- SET OF TASKS:
1. Decide whether each statement below agrees with the forum text about the GPSS shares. Answer yes or no for each, and quote the words from the text that settle it.
(a) The poster's 40,000 converted shares were sold at an average of around 53.5p.
(b) The appointed Trustee is said to have spent a great deal of time getting a good price for GPSS shareholders.
(c) The poster treats the outcome as a reason to celebrate.
2. In the forum text about the GPSS shares, rewrite the part that opens with "There may be" and closes with "up the 46.14p.", substituting "Receiver" for "Trustee".

- SELECTED PASSAGE:
________________________________________
Professionally, I come from the institutional side. From experience, an invitation like this will be amongst the 100 of daily emails. It takes time to complete due diligence process and pass the internal investment committee process, especially if told there a whole month to do so, which was what was communicated in advance.

Even as a private investor, it would take time to complete the process to be a professional one for the purposes of participating in the auction.

There may be flexibility, but these seemed to have been auction at the blink of an eye, to the lowest bidder, after Nov 30. Very lucky indeed.

arbus5000
22/12/2020
19:20
Sorry to see what seems to have happened with the GPSS shares not converted by holders. The appointed Trustee appears to have spent little time getting a good price for GPSS shareholders and GPM have stood doing nothing and just lapping up the 46.14p.

All my converted 40,000 shares were sold in the last five days at an average of around 53.5p.
That makes 53.5p - 46.14p = 7.36p. Still works out at a loss of nearly 4p a share so not a time to celebrate.
________________________________________
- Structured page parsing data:
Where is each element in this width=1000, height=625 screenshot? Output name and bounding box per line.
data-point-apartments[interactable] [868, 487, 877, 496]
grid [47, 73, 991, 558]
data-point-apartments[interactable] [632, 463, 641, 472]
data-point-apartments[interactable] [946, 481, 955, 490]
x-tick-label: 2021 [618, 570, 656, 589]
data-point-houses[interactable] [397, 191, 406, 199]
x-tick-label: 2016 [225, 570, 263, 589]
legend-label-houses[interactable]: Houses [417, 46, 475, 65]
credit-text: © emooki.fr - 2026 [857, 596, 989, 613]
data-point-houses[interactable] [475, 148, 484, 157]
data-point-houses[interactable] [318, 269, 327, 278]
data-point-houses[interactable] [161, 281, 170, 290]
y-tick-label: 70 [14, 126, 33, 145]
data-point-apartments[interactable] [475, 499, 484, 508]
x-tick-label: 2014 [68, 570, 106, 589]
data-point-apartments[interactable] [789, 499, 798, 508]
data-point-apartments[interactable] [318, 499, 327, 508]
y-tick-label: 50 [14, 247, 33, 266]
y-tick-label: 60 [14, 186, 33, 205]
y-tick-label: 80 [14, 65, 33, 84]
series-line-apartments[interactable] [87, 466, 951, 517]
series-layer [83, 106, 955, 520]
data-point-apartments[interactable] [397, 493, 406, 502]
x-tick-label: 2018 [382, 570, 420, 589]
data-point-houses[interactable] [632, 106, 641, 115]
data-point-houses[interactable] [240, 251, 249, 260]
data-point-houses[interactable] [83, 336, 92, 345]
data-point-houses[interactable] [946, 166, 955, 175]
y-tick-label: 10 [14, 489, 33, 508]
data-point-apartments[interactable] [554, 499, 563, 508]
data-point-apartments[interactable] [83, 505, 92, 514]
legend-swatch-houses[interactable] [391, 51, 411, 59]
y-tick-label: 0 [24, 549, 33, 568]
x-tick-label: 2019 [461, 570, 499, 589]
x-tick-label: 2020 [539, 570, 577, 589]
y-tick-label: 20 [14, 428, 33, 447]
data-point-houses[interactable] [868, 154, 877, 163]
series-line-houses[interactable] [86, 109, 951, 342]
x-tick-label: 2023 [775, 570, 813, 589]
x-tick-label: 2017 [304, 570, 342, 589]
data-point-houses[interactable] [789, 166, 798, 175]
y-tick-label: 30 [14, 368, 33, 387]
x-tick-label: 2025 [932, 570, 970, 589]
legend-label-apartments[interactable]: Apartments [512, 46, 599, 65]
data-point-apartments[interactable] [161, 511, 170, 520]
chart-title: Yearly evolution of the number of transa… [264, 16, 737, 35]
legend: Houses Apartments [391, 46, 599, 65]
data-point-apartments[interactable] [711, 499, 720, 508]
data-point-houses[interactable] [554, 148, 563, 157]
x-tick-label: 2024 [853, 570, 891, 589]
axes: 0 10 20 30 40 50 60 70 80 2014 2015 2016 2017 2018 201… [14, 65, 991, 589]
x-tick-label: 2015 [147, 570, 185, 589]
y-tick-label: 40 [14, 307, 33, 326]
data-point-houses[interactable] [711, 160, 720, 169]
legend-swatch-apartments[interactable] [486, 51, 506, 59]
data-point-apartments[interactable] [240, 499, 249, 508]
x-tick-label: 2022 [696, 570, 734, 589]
________________________________________
- SOLUTION LIST:
1.
(a) Yes: "All my converted 40,000 shares were sold in the last five days at an average of around 53.5p."
(b) No: "The appointed Trustee appears to have spent little time getting a good price for GPSS shareholders"
(c) No: "Still works out at a loss of nearly 4p a share so not a time to celebrate."

2.
There may be flexibility, but these seemed to have been auction at the blink of an eye, to the lowest bidder, after Nov 30. Very lucky indeed.

arbus5000
22/12/2020
19:20
Sorry to see what seems to have happened with the GPSS shares not converted by holders. The appointed Receiver appears to have spent little time getting a good price for GPSS shareholders and GPM have stood doing nothing and just lapping up the 46.14p.